Exercise: Report every line of the items that contains the string "More", matching case exactly.
--- begin Dataset rows ---
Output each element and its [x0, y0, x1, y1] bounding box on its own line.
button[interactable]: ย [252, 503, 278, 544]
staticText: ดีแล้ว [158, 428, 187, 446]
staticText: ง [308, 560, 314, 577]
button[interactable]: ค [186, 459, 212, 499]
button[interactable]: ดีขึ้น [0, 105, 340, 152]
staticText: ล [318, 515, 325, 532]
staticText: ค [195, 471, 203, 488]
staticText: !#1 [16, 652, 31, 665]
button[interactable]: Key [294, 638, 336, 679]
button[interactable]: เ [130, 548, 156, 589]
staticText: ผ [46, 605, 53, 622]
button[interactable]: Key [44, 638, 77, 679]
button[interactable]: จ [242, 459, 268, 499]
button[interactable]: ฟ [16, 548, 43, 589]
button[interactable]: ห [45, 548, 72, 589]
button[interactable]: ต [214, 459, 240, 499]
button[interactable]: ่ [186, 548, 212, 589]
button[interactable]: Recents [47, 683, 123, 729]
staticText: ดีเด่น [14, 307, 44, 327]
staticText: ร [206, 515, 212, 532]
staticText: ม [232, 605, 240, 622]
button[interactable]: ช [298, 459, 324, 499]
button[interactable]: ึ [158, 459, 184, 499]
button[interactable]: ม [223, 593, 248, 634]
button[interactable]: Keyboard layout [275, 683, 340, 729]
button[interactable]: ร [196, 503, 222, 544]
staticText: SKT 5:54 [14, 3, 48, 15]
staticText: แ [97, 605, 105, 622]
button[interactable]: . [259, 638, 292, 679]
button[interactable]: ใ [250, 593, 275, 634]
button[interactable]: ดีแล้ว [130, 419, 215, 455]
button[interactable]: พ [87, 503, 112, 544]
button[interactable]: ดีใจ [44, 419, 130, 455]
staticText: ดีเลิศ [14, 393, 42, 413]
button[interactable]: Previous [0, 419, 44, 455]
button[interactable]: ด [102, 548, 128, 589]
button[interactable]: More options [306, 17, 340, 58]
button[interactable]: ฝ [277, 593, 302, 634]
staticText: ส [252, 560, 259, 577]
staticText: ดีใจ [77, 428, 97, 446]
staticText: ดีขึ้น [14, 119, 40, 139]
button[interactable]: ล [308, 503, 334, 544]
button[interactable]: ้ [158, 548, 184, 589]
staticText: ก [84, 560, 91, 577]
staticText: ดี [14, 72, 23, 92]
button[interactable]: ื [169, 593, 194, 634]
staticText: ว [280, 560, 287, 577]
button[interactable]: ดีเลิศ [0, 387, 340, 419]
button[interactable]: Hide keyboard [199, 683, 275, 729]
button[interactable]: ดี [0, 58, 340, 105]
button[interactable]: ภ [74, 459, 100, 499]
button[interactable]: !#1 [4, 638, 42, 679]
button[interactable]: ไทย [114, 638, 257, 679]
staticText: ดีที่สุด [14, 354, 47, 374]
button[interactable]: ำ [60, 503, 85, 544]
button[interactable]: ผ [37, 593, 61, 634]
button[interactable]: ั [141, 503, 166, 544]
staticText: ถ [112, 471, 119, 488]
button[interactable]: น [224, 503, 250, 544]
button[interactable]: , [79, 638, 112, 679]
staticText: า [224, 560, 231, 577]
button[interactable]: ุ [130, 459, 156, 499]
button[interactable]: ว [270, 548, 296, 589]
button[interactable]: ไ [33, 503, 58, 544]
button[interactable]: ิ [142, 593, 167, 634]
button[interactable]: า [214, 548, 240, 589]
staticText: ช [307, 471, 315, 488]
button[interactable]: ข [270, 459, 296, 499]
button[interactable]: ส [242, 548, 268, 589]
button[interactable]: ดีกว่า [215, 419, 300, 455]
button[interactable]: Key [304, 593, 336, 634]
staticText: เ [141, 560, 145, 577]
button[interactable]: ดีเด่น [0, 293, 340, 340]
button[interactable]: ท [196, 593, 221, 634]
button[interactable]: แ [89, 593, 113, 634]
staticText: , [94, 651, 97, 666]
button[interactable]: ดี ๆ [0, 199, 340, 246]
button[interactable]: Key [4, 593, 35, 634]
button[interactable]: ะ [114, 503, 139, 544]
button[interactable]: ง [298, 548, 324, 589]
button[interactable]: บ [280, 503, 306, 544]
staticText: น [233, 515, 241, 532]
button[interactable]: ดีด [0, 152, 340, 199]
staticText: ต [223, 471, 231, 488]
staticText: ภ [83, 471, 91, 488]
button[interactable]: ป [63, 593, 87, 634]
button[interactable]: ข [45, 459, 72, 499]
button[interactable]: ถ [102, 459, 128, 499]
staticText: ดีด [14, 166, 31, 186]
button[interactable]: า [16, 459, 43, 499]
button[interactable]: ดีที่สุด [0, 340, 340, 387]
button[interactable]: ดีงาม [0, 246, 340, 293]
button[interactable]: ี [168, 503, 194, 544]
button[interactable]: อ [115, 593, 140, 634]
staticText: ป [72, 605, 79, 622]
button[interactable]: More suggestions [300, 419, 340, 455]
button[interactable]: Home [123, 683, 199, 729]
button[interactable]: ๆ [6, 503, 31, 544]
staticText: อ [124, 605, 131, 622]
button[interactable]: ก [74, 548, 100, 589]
--- end Dataset rows ---
Result:
button[interactable]: More options [306, 17, 340, 58]
button[interactable]: More suggestions [300, 419, 340, 455]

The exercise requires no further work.